= STATED EXERCISE 1 =
Reproduce the following lines of the records verbatim, starting with the first line of the records and going on through the line that contains "unifize-s-logo-icon xyxy=(82,82,126,126)".

= DOCUMENT TEXT =

--

EX-10.2 3 d362655dex102.htm EX-10.2 EX-10.2



THIS AGREEMENT (this “Agreement”) is made as of June 7, 2017 by and between LeMaitre Vascular, Inc., a Delaware corporation with an address at 63 Second Avenue, Burlington, MA, 01803 USA (“LMAT”), and Peter R. Gebauer, an individual with a residence at Lessingstraße 7, 61440 Oberursel, Germany (“Gebauer”).

WHEREAS, as of the date hereof, Gebauer is employed as Managing Director of LeMaitre Vascular GmbH, a wholly-owned subsidiary of LMAT and a German limited liability company with an address at Otto-Volger-Str 5 a/b, 65843 Sulzbach, Germany (“GMBH”), and as President, International Operations of LMAT pursuant to that certain Managing Director Employment Agreement between GMBH and Gebauer dated as of October 1, 2008, as amended (the “Gebauer MD Agreement”);

WHEREAS, Gebauer has informed GMBH and LMAT that he wishes to transition from such roles to that of a part-time employee of LMAT in connection with his return to the United States on September 30, 2017;

WHEREAS, concurrently herewith, GMBH and Gebauer are entering into that certain Separation Agreement dated the date hereof (the “Separation Agreement”) with respect to his resignation from such roles as of September 30, 2017; and

WHEREAS, the parties wish to establish the terms of Gebauer’s part-time employment by LMAT in a new role beginning October 1, 2017 and ending August 15, 2018.

--

= INFORMATION PROVIDED =

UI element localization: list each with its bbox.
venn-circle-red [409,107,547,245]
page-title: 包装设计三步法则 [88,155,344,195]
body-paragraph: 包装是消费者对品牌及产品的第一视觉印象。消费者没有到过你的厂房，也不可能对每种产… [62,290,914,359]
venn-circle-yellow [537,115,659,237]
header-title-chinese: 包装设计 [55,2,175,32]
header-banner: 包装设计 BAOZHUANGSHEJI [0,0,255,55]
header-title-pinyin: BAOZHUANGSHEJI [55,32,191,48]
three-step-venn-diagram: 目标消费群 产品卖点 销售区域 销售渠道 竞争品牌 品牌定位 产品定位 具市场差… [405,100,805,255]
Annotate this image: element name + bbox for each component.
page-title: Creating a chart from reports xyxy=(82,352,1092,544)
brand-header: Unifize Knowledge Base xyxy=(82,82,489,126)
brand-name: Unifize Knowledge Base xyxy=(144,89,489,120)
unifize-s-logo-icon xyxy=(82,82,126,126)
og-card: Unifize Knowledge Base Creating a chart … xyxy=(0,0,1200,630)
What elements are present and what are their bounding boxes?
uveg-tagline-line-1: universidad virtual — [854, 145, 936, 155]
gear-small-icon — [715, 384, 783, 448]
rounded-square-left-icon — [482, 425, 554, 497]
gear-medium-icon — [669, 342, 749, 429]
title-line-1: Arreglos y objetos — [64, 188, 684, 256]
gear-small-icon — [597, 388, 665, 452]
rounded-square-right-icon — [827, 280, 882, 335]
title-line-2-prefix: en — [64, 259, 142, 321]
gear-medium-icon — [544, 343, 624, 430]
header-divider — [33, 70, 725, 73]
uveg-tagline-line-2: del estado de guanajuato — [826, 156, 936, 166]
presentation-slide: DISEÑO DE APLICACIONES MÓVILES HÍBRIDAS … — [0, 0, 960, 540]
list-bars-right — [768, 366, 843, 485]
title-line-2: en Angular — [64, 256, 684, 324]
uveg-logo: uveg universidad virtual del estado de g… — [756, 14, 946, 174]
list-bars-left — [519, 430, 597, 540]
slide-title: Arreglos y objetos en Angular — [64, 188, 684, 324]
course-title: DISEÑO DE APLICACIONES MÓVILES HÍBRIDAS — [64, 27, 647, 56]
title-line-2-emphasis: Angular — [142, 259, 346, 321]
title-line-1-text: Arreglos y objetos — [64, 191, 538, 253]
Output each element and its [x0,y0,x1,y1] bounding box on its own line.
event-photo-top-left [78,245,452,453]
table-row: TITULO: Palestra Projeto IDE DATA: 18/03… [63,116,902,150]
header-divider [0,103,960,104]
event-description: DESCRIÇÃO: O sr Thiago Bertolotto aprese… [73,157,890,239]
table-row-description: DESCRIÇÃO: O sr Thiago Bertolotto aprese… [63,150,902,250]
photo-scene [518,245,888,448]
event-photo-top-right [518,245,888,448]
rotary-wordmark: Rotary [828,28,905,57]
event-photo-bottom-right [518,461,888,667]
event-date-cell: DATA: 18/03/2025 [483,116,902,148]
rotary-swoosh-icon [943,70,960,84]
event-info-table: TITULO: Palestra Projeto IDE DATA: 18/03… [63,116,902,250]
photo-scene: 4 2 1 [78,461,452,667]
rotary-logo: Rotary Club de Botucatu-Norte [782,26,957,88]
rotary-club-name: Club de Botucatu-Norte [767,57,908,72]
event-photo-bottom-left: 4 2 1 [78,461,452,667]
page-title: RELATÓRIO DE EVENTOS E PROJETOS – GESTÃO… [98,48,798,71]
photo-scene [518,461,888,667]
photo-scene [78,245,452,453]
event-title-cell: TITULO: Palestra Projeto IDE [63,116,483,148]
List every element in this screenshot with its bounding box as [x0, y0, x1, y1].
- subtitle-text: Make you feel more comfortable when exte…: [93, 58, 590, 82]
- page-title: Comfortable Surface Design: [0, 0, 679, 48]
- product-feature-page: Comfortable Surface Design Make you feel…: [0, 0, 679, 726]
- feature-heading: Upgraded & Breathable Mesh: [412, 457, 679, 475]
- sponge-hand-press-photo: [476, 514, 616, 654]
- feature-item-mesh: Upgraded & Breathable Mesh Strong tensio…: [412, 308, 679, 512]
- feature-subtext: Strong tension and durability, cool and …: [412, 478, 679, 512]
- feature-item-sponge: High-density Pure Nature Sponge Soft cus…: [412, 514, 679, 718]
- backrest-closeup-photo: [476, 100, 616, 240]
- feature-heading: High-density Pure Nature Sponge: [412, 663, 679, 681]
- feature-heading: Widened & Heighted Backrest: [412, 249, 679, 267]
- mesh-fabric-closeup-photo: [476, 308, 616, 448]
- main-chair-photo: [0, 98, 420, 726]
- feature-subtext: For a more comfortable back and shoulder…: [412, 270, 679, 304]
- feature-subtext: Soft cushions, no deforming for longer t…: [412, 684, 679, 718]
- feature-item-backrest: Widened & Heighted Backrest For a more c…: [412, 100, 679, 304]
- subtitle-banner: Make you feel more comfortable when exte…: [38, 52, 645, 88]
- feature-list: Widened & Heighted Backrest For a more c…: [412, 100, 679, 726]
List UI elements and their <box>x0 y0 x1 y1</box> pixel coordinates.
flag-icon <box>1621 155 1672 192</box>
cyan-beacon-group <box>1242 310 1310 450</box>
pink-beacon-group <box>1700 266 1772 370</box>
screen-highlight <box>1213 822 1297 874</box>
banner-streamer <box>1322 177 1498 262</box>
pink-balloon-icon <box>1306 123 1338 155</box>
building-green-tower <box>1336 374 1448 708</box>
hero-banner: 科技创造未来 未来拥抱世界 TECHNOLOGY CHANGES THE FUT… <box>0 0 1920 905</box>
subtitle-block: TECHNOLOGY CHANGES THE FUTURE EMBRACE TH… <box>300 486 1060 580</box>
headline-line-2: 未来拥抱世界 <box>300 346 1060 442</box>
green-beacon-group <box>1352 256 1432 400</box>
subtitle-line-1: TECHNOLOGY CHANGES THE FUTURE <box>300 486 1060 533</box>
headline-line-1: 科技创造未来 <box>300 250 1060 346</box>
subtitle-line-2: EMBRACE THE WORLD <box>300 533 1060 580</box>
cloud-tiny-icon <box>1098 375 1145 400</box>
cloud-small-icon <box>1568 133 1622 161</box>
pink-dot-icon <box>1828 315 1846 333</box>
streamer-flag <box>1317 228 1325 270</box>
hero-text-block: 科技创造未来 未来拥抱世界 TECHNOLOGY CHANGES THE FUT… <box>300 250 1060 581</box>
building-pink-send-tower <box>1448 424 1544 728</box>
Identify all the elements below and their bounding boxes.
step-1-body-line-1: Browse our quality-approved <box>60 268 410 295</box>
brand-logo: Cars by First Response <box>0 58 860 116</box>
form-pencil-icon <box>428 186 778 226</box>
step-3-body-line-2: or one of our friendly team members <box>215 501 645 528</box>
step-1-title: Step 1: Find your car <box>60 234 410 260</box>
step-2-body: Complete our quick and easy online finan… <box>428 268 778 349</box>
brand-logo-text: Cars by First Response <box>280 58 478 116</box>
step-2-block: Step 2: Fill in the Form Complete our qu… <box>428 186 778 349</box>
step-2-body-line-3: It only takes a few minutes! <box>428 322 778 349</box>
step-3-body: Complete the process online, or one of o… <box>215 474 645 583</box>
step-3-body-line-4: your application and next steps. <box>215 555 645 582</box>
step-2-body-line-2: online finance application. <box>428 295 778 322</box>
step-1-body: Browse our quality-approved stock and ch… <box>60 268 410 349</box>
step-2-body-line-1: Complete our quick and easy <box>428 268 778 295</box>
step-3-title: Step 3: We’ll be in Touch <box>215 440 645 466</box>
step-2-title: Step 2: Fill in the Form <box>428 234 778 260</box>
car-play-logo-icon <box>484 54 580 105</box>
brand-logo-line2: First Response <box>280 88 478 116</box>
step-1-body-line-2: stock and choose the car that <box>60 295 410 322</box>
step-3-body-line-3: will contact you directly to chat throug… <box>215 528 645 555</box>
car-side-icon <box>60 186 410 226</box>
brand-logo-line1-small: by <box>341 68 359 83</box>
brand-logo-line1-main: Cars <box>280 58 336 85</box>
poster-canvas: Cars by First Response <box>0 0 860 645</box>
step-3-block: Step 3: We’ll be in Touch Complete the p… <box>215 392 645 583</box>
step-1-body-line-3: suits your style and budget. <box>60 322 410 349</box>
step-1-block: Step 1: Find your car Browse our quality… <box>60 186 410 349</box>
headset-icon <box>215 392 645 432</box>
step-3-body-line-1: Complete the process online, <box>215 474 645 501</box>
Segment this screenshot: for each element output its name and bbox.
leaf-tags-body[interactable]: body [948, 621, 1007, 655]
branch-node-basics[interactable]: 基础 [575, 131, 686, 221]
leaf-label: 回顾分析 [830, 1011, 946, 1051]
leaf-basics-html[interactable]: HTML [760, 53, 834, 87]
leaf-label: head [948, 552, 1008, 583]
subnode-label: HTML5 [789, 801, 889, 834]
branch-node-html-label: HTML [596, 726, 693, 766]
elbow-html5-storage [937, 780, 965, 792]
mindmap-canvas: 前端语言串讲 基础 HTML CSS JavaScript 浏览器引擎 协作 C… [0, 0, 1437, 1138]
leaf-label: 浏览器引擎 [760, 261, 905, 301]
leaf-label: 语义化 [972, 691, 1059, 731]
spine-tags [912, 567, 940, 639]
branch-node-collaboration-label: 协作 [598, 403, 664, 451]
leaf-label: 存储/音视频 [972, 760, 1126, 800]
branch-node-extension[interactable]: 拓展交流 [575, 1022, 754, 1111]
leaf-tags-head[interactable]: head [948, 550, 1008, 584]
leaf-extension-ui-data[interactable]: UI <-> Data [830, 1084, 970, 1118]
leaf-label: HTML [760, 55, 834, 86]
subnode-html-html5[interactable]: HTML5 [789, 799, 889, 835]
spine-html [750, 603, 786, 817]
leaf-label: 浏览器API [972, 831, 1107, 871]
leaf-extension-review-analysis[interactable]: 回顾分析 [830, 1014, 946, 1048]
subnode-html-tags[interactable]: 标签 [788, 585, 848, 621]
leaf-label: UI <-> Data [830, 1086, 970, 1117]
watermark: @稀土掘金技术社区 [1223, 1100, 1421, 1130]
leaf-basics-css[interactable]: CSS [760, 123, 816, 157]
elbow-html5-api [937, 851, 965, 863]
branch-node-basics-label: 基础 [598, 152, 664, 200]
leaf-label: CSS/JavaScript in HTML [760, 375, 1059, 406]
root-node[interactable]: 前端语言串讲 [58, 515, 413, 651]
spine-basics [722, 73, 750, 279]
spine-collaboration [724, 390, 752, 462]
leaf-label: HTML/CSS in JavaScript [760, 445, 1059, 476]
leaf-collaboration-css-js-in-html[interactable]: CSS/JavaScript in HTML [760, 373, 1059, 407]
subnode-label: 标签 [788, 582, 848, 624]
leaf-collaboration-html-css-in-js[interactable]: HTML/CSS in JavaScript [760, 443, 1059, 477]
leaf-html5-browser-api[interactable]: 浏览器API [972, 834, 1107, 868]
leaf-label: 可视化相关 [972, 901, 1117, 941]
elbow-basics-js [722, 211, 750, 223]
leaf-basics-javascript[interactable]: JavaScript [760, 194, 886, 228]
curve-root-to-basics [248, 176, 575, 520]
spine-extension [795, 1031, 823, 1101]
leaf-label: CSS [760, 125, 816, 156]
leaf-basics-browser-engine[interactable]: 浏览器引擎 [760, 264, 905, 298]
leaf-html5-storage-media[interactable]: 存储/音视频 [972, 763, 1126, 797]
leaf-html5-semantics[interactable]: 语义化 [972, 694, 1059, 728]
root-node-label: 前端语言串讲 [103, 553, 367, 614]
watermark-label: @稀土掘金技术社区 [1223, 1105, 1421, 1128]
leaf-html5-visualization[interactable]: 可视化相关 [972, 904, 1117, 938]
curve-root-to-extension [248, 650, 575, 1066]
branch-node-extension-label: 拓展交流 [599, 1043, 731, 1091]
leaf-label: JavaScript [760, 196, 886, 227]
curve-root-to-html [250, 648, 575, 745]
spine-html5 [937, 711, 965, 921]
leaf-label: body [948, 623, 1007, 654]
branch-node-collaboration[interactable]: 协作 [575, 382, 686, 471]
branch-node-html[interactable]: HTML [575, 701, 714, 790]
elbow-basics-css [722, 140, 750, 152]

--

= STATED EXERCISE 2 =
List every defined term that the agreement introduces in quotation marks within parentheses.

= WORKED ANSWER 1 =
UI element localization: list each with its bbox.
venn-circle-red [409,107,547,245]
page-title: 包装设计三步法则 [88,155,344,195]
body-paragraph: 包装是消费者对品牌及产品的第一视觉印象。消费者没有到过你的厂房，也不可能对每种产… [62,290,914,359]
venn-circle-yellow [537,115,659,237]
header-title-chinese: 包装设计 [55,2,175,32]
header-banner: 包装设计 BAOZHUANGSHEJI [0,0,255,55]
header-title-pinyin: BAOZHUANGSHEJI [55,32,191,48]
three-step-venn-diagram: 目标消费群 产品卖点 销售区域 销售渠道 竞争品牌 品牌定位 产品定位 具市场差… [405,100,805,255]
Annotate this image: element name + bbox for each component.
page-title: Creating a chart from reports xyxy=(82,352,1092,544)
brand-header: Unifize Knowledge Base xyxy=(82,82,489,126)
brand-name: Unifize Knowledge Base xyxy=(144,89,489,120)
unifize-s-logo-icon xyxy=(82,82,126,126)

= WORKED ANSWER 2 =
- Agreement
- LMAT
- Gebauer
- GMBH
- Gebauer MD Agreement
- Separation Agreement